→ **Material shown**
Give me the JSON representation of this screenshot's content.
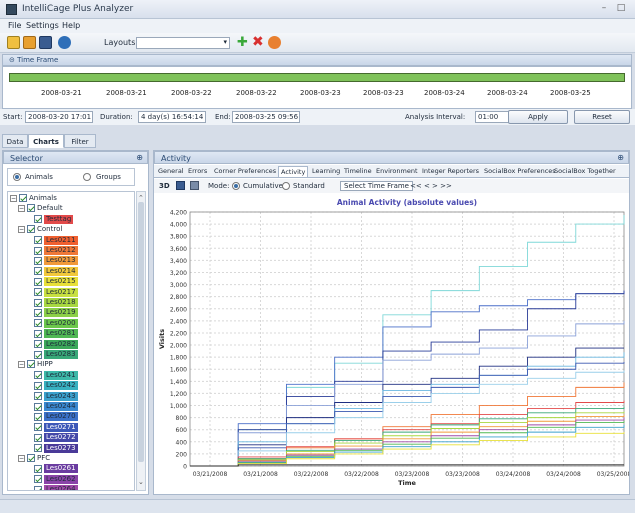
{
  "window": {
    "title": "IntelliCage Plus Analyzer",
    "minimize": "–",
    "maximize": "□",
    "close": "×"
  },
  "menu": [
    "File",
    "Settings",
    "Help"
  ],
  "toolbar": {
    "layouts_label": "Layouts:",
    "layouts_value": ""
  },
  "time_frame": {
    "title": "Time Frame",
    "dates": [
      "2008-03-21",
      "2008-03-21",
      "2008-03-22",
      "2008-03-22",
      "2008-03-23",
      "2008-03-23",
      "2008-03-24",
      "2008-03-24",
      "2008-03-25"
    ]
  },
  "info": {
    "start_label": "Start:",
    "start_value": "2008-03-20 17:01",
    "duration_label": "Duration:",
    "duration_value": "4 day(s) 16:54:14",
    "end_label": "End:",
    "end_value": "2008-03-25 09:56",
    "interval_label": "Analysis Interval:",
    "interval_value": "01:00",
    "apply": "Apply",
    "reset": "Reset"
  },
  "main_tabs": [
    "Data",
    "Charts",
    "Filter"
  ],
  "selector": {
    "title": "Selector",
    "radio_animals": "Animals",
    "radio_groups": "Groups",
    "root": "Animals",
    "groups": [
      {
        "name": "Default",
        "animals": [
          {
            "name": "Testtag",
            "color": "#e24a4a"
          }
        ]
      },
      {
        "name": "Control",
        "animals": [
          {
            "name": "Les0211",
            "color": "#f06030"
          },
          {
            "name": "Les0212",
            "color": "#f07838"
          },
          {
            "name": "Les0213",
            "color": "#f29a3a"
          },
          {
            "name": "Les0214",
            "color": "#f2c83a"
          },
          {
            "name": "Les0215",
            "color": "#e8e038"
          },
          {
            "name": "Les0217",
            "color": "#c8e040"
          },
          {
            "name": "Les0218",
            "color": "#a8d840"
          },
          {
            "name": "Les0219",
            "color": "#8cd048"
          },
          {
            "name": "Les0200",
            "color": "#6cc84c"
          },
          {
            "name": "Les0281",
            "color": "#50b854"
          },
          {
            "name": "Les0282",
            "color": "#3ca85a"
          },
          {
            "name": "Les0283",
            "color": "#38a878"
          }
        ]
      },
      {
        "name": "HIPP",
        "animals": [
          {
            "name": "Les0241",
            "color": "#3cb8a8"
          },
          {
            "name": "Les0242",
            "color": "#38b0c0"
          },
          {
            "name": "Les0243",
            "color": "#3aa0cc"
          },
          {
            "name": "Les0244",
            "color": "#3a88d0"
          },
          {
            "name": "Les0270",
            "color": "#3a70c8"
          },
          {
            "name": "Les0271",
            "color": "#3c58b8"
          },
          {
            "name": "Les0272",
            "color": "#4448a8"
          },
          {
            "name": "Les0273",
            "color": "#4a3a98"
          }
        ]
      },
      {
        "name": "PFC",
        "animals": [
          {
            "name": "Les0261",
            "color": "#6a3ca0"
          },
          {
            "name": "Les0262",
            "color": "#8a44a8"
          },
          {
            "name": "Les0264",
            "color": "#a04aa8"
          }
        ]
      }
    ]
  },
  "activity": {
    "title": "Activity",
    "tabs": [
      "General",
      "Errors",
      "Corner Preferences",
      "Activity",
      "Learning",
      "Timeline",
      "Environment",
      "Integer Reporters",
      "SocialBox Preferences",
      "SocialBox Together"
    ],
    "active_tab": "Activity",
    "toolbar": {
      "three_d": "3D",
      "mode_label": "Mode:",
      "cumulative": "Cumulative",
      "standard": "Standard",
      "select_time_frame": "Select Time Frame",
      "nav": "<< < > >>"
    }
  },
  "chart_data": {
    "type": "line",
    "title": "Animal Activity (absolute values)",
    "xlabel": "Time",
    "ylabel": "Visits",
    "ylim": [
      0,
      4200
    ],
    "yticks": [
      0,
      200,
      400,
      600,
      800,
      1000,
      1200,
      1400,
      1600,
      1800,
      2000,
      2200,
      2400,
      2600,
      2800,
      3000,
      3200,
      3400,
      3600,
      3800,
      4000,
      4200
    ],
    "xticks": [
      "03/21/2008",
      "03/21/2008",
      "03/22/2008",
      "03/22/2008",
      "03/23/2008",
      "03/23/2008",
      "03/24/2008",
      "03/24/2008",
      "03/25/2008"
    ],
    "grid": true,
    "x_hours": [
      0,
      12,
      24,
      36,
      48,
      60,
      72,
      84,
      96,
      108
    ],
    "series": [
      {
        "color": "#7fd8d8",
        "values": [
          0,
          600,
          1300,
          1700,
          2500,
          2900,
          3300,
          3700,
          4000,
          4150
        ]
      },
      {
        "color": "#4a6fc8",
        "values": [
          0,
          700,
          1350,
          1800,
          2300,
          2550,
          2650,
          2750,
          2850,
          2900
        ]
      },
      {
        "color": "#2a3c98",
        "values": [
          0,
          600,
          1150,
          1400,
          1900,
          2050,
          2250,
          2600,
          2850,
          2900
        ]
      },
      {
        "color": "#8aa0d8",
        "values": [
          0,
          550,
          1000,
          1350,
          1750,
          1850,
          1950,
          2150,
          2350,
          2400
        ]
      },
      {
        "color": "#1e2e80",
        "values": [
          0,
          350,
          800,
          1050,
          1350,
          1450,
          1650,
          1800,
          1950,
          1950
        ]
      },
      {
        "color": "#6ab8e0",
        "values": [
          0,
          400,
          700,
          950,
          1250,
          1350,
          1500,
          1650,
          1800,
          1880
        ]
      },
      {
        "color": "#3a58b0",
        "values": [
          0,
          300,
          700,
          900,
          1150,
          1300,
          1500,
          1600,
          1700,
          1720
        ]
      },
      {
        "color": "#9acfea",
        "values": [
          0,
          250,
          550,
          800,
          1050,
          1200,
          1350,
          1450,
          1550,
          1580
        ]
      },
      {
        "color": "#f07838",
        "values": [
          0,
          120,
          300,
          450,
          650,
          850,
          1000,
          1150,
          1300,
          1380
        ]
      },
      {
        "color": "#e24a4a",
        "values": [
          0,
          150,
          320,
          450,
          600,
          700,
          850,
          950,
          1050,
          1080
        ]
      },
      {
        "color": "#38a878",
        "values": [
          0,
          120,
          260,
          420,
          560,
          680,
          780,
          880,
          950,
          980
        ]
      },
      {
        "color": "#a8d840",
        "values": [
          0,
          100,
          240,
          380,
          500,
          620,
          720,
          800,
          880,
          900
        ]
      },
      {
        "color": "#f29a3a",
        "values": [
          0,
          90,
          200,
          330,
          450,
          560,
          650,
          740,
          820,
          850
        ]
      },
      {
        "color": "#a04aa8",
        "values": [
          0,
          80,
          180,
          280,
          400,
          500,
          600,
          680,
          760,
          800
        ]
      },
      {
        "color": "#50b854",
        "values": [
          0,
          60,
          160,
          260,
          360,
          460,
          550,
          640,
          720,
          750
        ]
      },
      {
        "color": "#3aa0cc",
        "values": [
          0,
          50,
          140,
          230,
          320,
          400,
          480,
          560,
          640,
          680
        ]
      },
      {
        "color": "#e8e038",
        "values": [
          0,
          40,
          120,
          200,
          280,
          350,
          420,
          480,
          540,
          560
        ]
      },
      {
        "color": "#2a2a2a",
        "values": [
          0,
          20,
          20,
          20,
          20,
          20,
          20,
          20,
          20,
          20
        ]
      }
    ]
  }
}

→ **What is expected**
Wherever the word "title" occurs in a line of the listing, copy that line.

→ **Exercise answer**
    "title": "IntelliCage Plus Analyzer",
    "title": "Time Frame",
    "title": "Selector",
    "title": "Activity",
    "title": "Animal Activity (absolute values)",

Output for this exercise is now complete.